PROBLEM TO SOLVE => Repeat the records verbatim and leave the pictures out of your copy.
--- start of RECORDS SUPPLIED ---
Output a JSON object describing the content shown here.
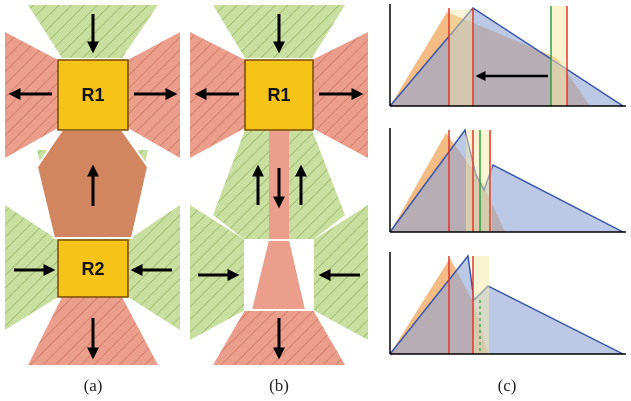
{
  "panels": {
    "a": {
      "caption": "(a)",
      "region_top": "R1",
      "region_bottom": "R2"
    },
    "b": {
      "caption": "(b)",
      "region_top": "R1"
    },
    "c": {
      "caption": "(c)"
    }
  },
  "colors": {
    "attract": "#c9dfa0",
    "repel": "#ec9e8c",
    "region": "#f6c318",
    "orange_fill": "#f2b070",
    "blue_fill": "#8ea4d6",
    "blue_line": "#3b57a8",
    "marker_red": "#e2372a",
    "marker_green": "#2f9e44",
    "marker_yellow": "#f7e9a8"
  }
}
--- end of RECORDS SUPPLIED ---
TASK RESULT =>
Output a JSON object describing the content shown here.
{
  "panels": {
    "a": {
      "caption": "(a)",
      "region_top": "R1",
      "region_bottom": "R2"
    },
    "b": {
      "caption": "(b)",
      "region_top": "R1"
    },
    "c": {
      "caption": "(c)"
    }
  },
  "colors": {
    "attract": "#c9dfa0",
    "repel": "#ec9e8c",
    "region": "#f6c318",
    "orange_fill": "#f2b070",
    "blue_fill": "#8ea4d6",
    "blue_line": "#3b57a8",
    "marker_red": "#e2372a",
    "marker_green": "#2f9e44",
    "marker_yellow": "#f7e9a8"
  }
}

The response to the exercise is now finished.